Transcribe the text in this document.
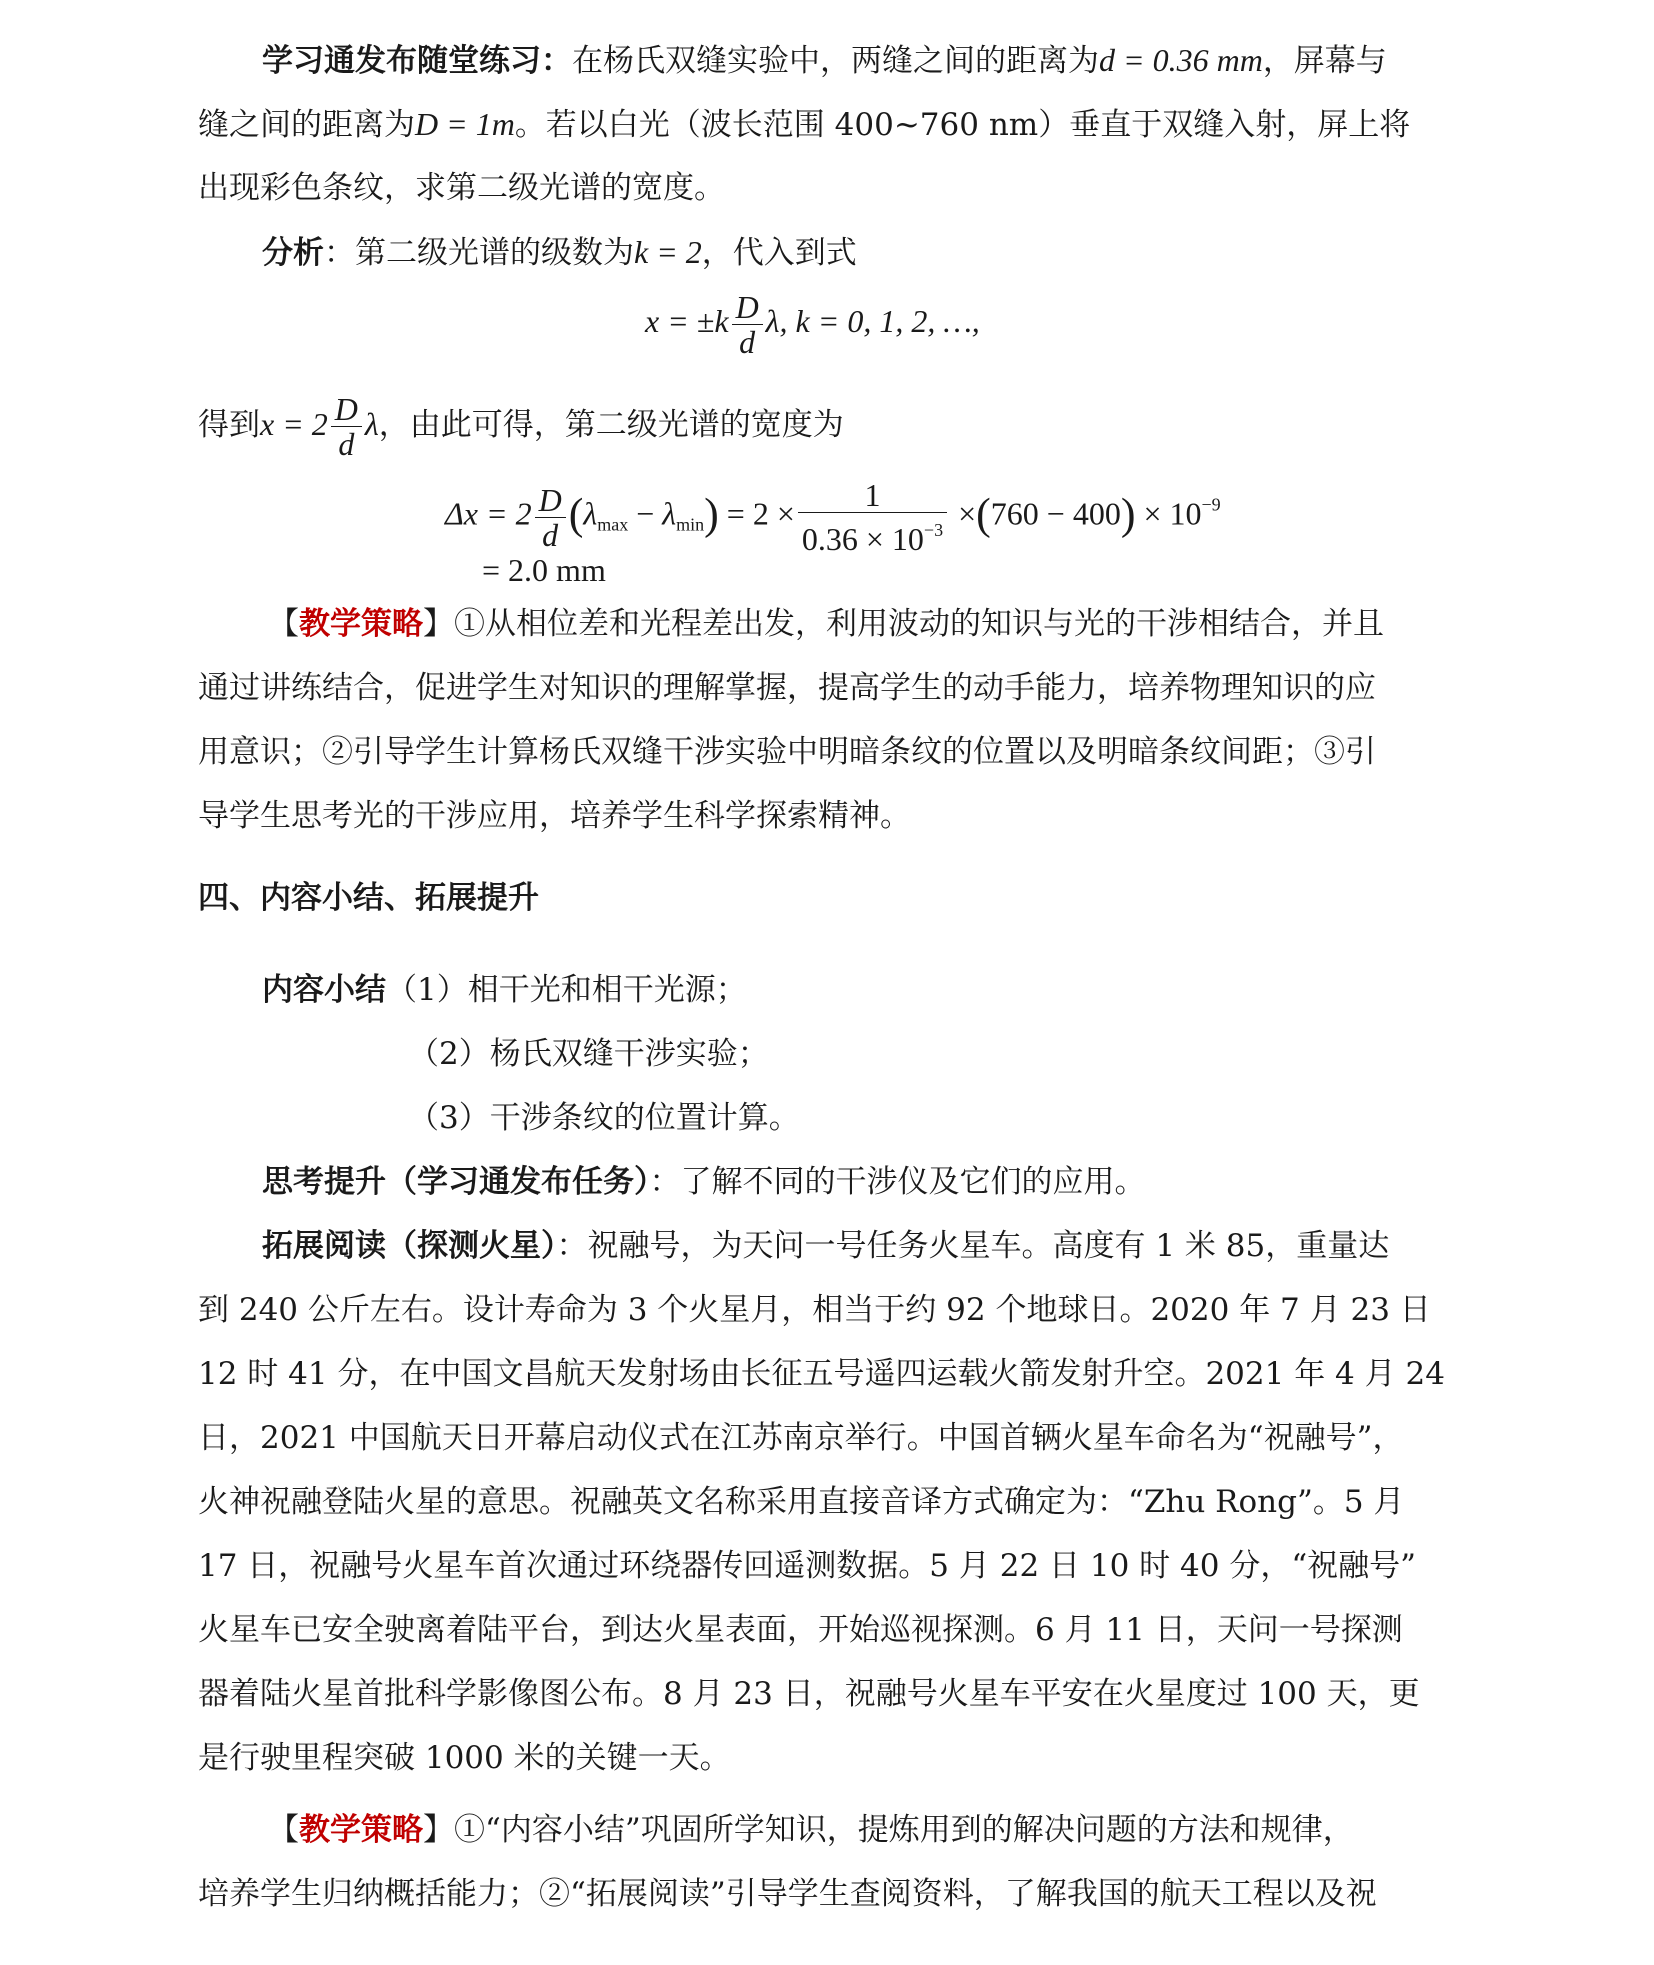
学习通发布随堂练习：在杨氏双缝实验中，两缝之间的距离为d = 0.36 mm，屏幕与
缝之间的距离为D = 1m。若以白光（波长范围 400~760 nm）垂直于双缝入射，屏上将
出现彩色条纹，求第二级光谱的宽度。
分析：第二级光谱的级数为k = 2，代入到式
$x = \pm k \frac{D}{d} \lambda$, k = 0, 1, 2, …,
得到$x = 2 \frac{D}{d}$ λ，由此可得，第二级光谱的宽度为
$\Delta x = 2 \frac{D}{d} (\lambda_{max} - \lambda_{min}) = 2 \times \frac{1}{0.36 \times 10^{-3}} \times(760 - 400) \times 10^{-9}$
= 2.0 mm
【教学策略】①从相位差和光程差出发，利用波动的知识与光的干涉相结合，并且
通过讲练结合，促进学生对知识的理解掌握，提高学生的动手能力，培养物理知识的应
用意识；②引导学生计算杨氏双缝干涉实验中明暗条纹的位置以及明暗条纹间距；③引
导学生思考光的干涉应用，培养学生科学探索精神。
四、内容小结、拓展提升
内容小结（1）相干光和相干光源；
（2）杨氏双缝干涉实验；
（3）干涉条纹的位置计算。
思考提升（学习通发布任务）：了解不同的干涉仪及它们的应用。
拓展阅读（探测火星）：祝融号，为天问一号任务火星车。高度有 1 米 85，重量达
到 240 公斤左右。设计寿命为 3 个火星月，相当于约 92 个地球日。2020 年 7 月 23 日
12 时 41 分，在中国文昌航天发射场由长征五号遥四运载火箭发射升空。2021 年 4 月 24
日，2021 中国航天日开幕启动仪式在江苏南京举行。中国首辆火星车命名为“祝融号”，
火神祝融登陆火星的意思。祝融英文名称采用直接音译方式确定为：“Zhu Rong”。5 月
17 日，祝融号火星车首次通过环绕器传回遥测数据。5 月 22 日 10 时 40 分，“祝融号”
火星车已安全驶离着陆平台，到达火星表面，开始巡视探测。6 月 11 日，天问一号探测
器着陆火星首批科学影像图公布。8 月 23 日，祝融号火星车平安在火星度过 100 天，更
是行驶里程突破 1000 米的关键一天。
【教学策略】①“内容小结”巩固所学知识，提炼用到的解决问题的方法和规律，
培养学生归纳概括能力；②“拓展阅读”引导学生查阅资料，了解我国的航天工程以及祝
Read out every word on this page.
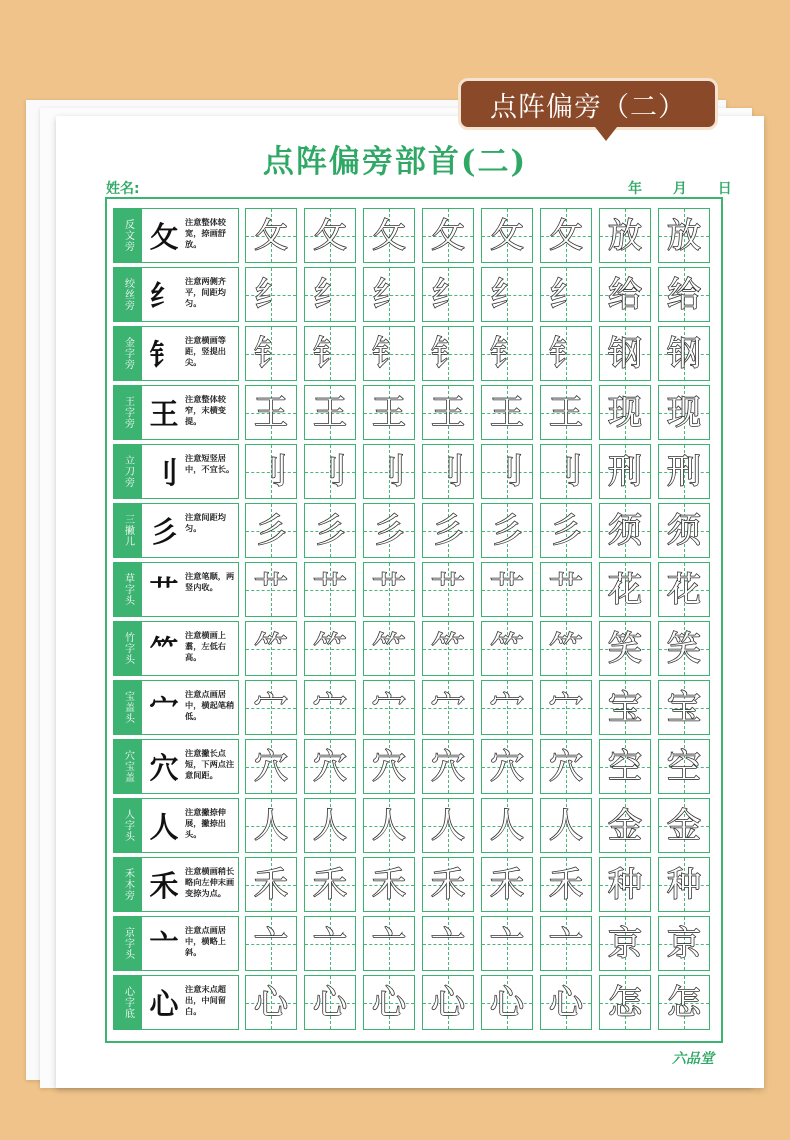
点阵偏旁（二）
点阵偏旁部首(二)
姓名:	年 月 日
反文旁 攵 注意整体较宽，捺画舒放。	攵 攵 攵 攵 攵 攵 放 放
绞丝旁 纟 注意两侧齐平，间距均匀。	纟 纟 纟 纟 纟 纟 给 给
金字旁 钅 注意横画等距，竖提出尖。	钅 钅 钅 钅 钅 钅 钢 钢
王字旁 王 注意整体较窄，末横变提。	王 王 王 王 王 王 现 现
立刀旁 刂 注意短竖居中，不宜长。 刂 刂 刂 刂 刂 刂 刑 刑
三撇儿 彡 注意间距均匀。	彡 彡 彡 彡 彡 彡 须 须
草字头 艹 注意笔顺，两竖内收。	艹 艹 艹 艹 艹 艹 花 花
竹字头 ⺮ 注意横画上翥，左低右高。	⺮ ⺮ ⺮ ⺮ ⺮ ⺮ 笑 笑
宝盖头 宀 注意点画居中，横起笔稍低。	宀 宀 宀 宀 宀 宀 宝 宝
穴宝盖 穴 注意撇长点短，下两点注意间距。	穴 穴 穴 穴 穴 穴 空 空
人字头 人 注意撇捺伸展，撇捺出头。	人 人 人 人 人 人 金 金
禾木旁 禾 注意横画稍长略向左伸末画变捺为点。 禾 禾 禾 禾 禾 禾 种 种
京字头 亠 注意点画居中，横略上斜。	亠 亠 亠 亠 亠 亠 京 京
心字底 心 注意末点超出，中间留白。	心 心 心 心 心 心 怎 怎
六品堂
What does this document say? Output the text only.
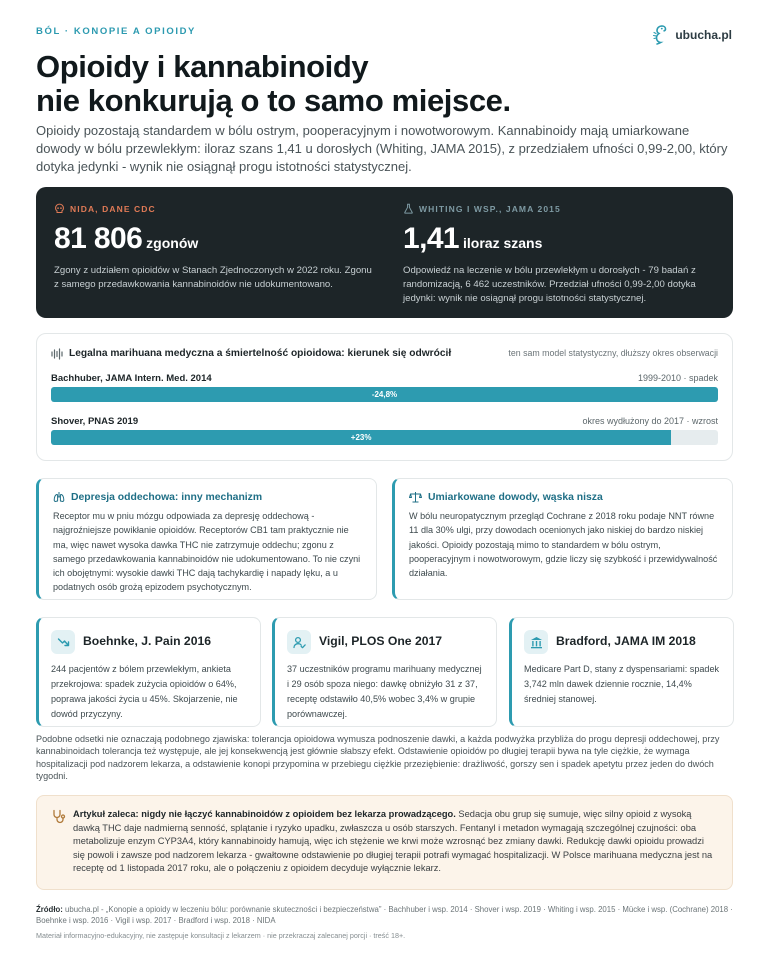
BÓL · KONOPIE A OPIOIDY	ubucha.pl
Opioidy i kannabinoidy
nie konkurują o to samo miejsce.

Opioidy pozostają standardem w bólu ostrym, pooperacyjnym i nowotworowym. Kannabinoidy mają umiarkowane dowody w bólu przewlekłym: iloraz szans 1,41 u dorosłych (Whiting, JAMA 2015), z przedziałem ufności 0,99‑2,00, który dotyka jedynki ‑ wynik nie osiągnął progu istotności statystycznej.

NIDA, DANE CDC
81 806 zgonów
Zgony z udziałem opioidów w Stanach Zjednoczonych w 2022 roku. Zgonu z samego przedawkowania kannabinoidów nie udokumentowano.
WHITING I WSP., JAMA 2015
1,41 iloraz szans
Odpowiedź na leczenie w bólu przewlekłym u dorosłych ‑ 79 badań z randomizacją, 6 462 uczestników. Przedział ufności 0,99‑2,00 dotyka jedynki: wynik nie osiągnął progu istotności statystycznej.
Legalna marihuana medyczna a śmiertelność opioidowa: kierunek się odwrócił	ten sam model statystyczny, dłuższy okres obserwacji
Bachhuber, JAMA Intern. Med. 2014	1999‑2010 · spadek
-24,8%
Shover, PNAS 2019	okres wydłużony do 2017 · wzrost
+23%
Depresja oddechowa: inny mechanizm
Receptor mu w pniu mózgu odpowiada za depresję oddechową ‑ najgroźniejsze powikłanie opioidów. Receptorów CB1 tam praktycznie nie ma, więc nawet wysoka dawka THC nie zatrzymuje oddechu; zgonu z samego przedawkowania kannabinoidów nie udokumentowano. To nie czyni ich obojętnymi: wysokie dawki THC dają tachykardię i napady lęku, a u podatnych osób grożą epizodem psychotycznym.
Umiarkowane dowody, wąska nisza
W bólu neuropatycznym przegląd Cochrane z 2018 roku podaje NNT równe 11 dla 30% ulgi, przy dowodach ocenionych jako niskiej do bardzo niskiej jakości. Opioidy pozostają mimo to standardem w bólu ostrym, pooperacyjnym i nowotworowym, gdzie liczy się szybkość i przewidywalność działania.
Boehnke, J. Pain 2016
244 pacjentów z bólem przewlekłym, ankieta przekrojowa: spadek zużycia opioidów o 64%, poprawa jakości życia u 45%. Skojarzenie, nie dowód przyczyny.
Vigil, PLOS One 2017
37 uczestników programu marihuany medycznej i 29 osób spoza niego: dawkę obniżyło 31 z 37, receptę odstawiło 40,5% wobec 3,4% w grupie porównawczej.
Bradford, JAMA IM 2018
Medicare Part D, stany z dyspensariami: spadek 3,742 mln dawek dziennie rocznie, 14,4% średniej stanowej.

Podobne odsetki nie oznaczają podobnego zjawiska: tolerancja opioidowa wymusza podnoszenie dawki, a każda podwyżka przybliża do progu depresji oddechowej, przy kannabinoidach tolerancja też występuje, ale jej konsekwencją jest głównie słabszy efekt. Odstawienie opioidów po długiej terapii bywa na tyle ciężkie, że wymaga hospitalizacji pod nadzorem lekarza, a odstawienie konopi przypomina w przebiegu ciężkie przeziębienie: drażliwość, gorszy sen i spadek apetytu przez jeden do dwóch tygodni.

Artykuł zaleca: nigdy nie łączyć kannabinoidów z opioidem bez lekarza prowadzącego. Sedacja obu grup się sumuje, więc silny opioid z wysoką dawką THC daje nadmierną senność, splątanie i ryzyko upadku, zwłaszcza u osób starszych. Fentanyl i metadon wymagają szczególnej czujności: oba metabolizuje enzym CYP3A4, który kannabinoidy hamują, więc ich stężenie we krwi może wzrosnąć bez zmiany dawki. Redukcję dawki opioidu prowadzi się powoli i zawsze pod nadzorem lekarza ‑ gwałtowne odstawienie po długiej terapii potrafi wymagać hospitalizacji. W Polsce marihuana medyczna jest na receptę od 1 listopada 2017 roku, ale o połączeniu z opioidem decyduje wyłącznie lekarz.

Źródło: ubucha.pl ‑ „Konopie a opioidy w leczeniu bólu: porównanie skuteczności i bezpieczeństwa” · Bachhuber i wsp. 2014 · Shover i wsp. 2019 · Whiting i wsp. 2015 · Mücke i wsp. (Cochrane) 2018 · Boehnke i wsp. 2016 · Vigil i wsp. 2017 · Bradford i wsp. 2018 · NIDA

Materiał informacyjno‑edukacyjny, nie zastępuje konsultacji z lekarzem · nie przekraczaj zalecanej porcji · treść 18+.
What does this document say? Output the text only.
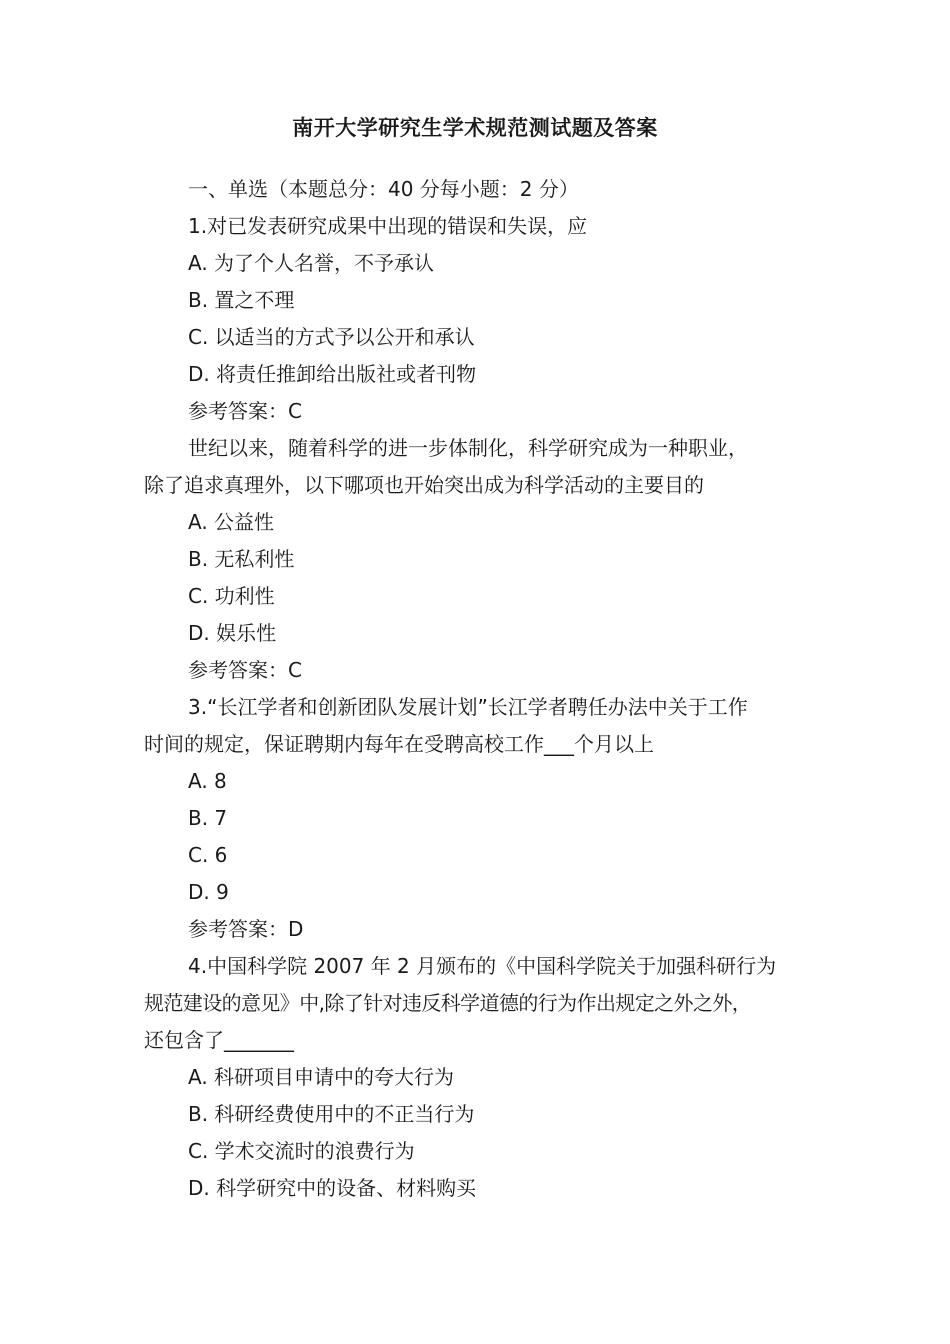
南开大学研究生学术规范测试题及答案

一、单选（本题总分：40 分每小题：2 分）

1.对已发表研究成果中出现的错误和失误，应

A. 为了个人名誉，不予承认

B. 置之不理

C. 以适当的方式予以公开和承认

D. 将责任推卸给出版社或者刊物

参考答案：C

世纪以来，随着科学的进一步体制化，科学研究成为一种职业，

除了追求真理外，以下哪项也开始突出成为科学活动的主要目的

A. 公益性

B. 无私利性

C. 功利性

D. 娱乐性

参考答案：C

3.“长江学者和创新团队发展计划”长江学者聘任办法中关于工作

时间的规定，保证聘期内每年在受聘高校工作___个月以上

A. 8

B. 7

C. 6

D. 9

参考答案：D

4.中国科学院 2007 年 2 月颁布的《中国科学院关于加强科研行为

规范建设的意见》中,除了针对违反科学道德的行为作出规定之外之外，

还包含了_______

A. 科研项目申请中的夸大行为

B. 科研经费使用中的不正当行为

C. 学术交流时的浪费行为

D. 科学研究中的设备、材料购买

### EXERCISE OBJECTIVE
Sift through the entries and copy every line with "szans".

### RESPONSE TO THIS EXERCISE
Opioidy pozostają standardem w bólu ostrym, pooperacyjnym i nowotworowym. Kannabinoidy mają umiarkowane dowody w bólu przewlekłym: iloraz szans 1,41 u dorosłych (Whiting, JAMA 2015), z przedziałem ufności 0,99‑2,00, który dotyka jedynki ‑ wynik nie osiągnął progu istotności statystycznej.
1,41 iloraz szans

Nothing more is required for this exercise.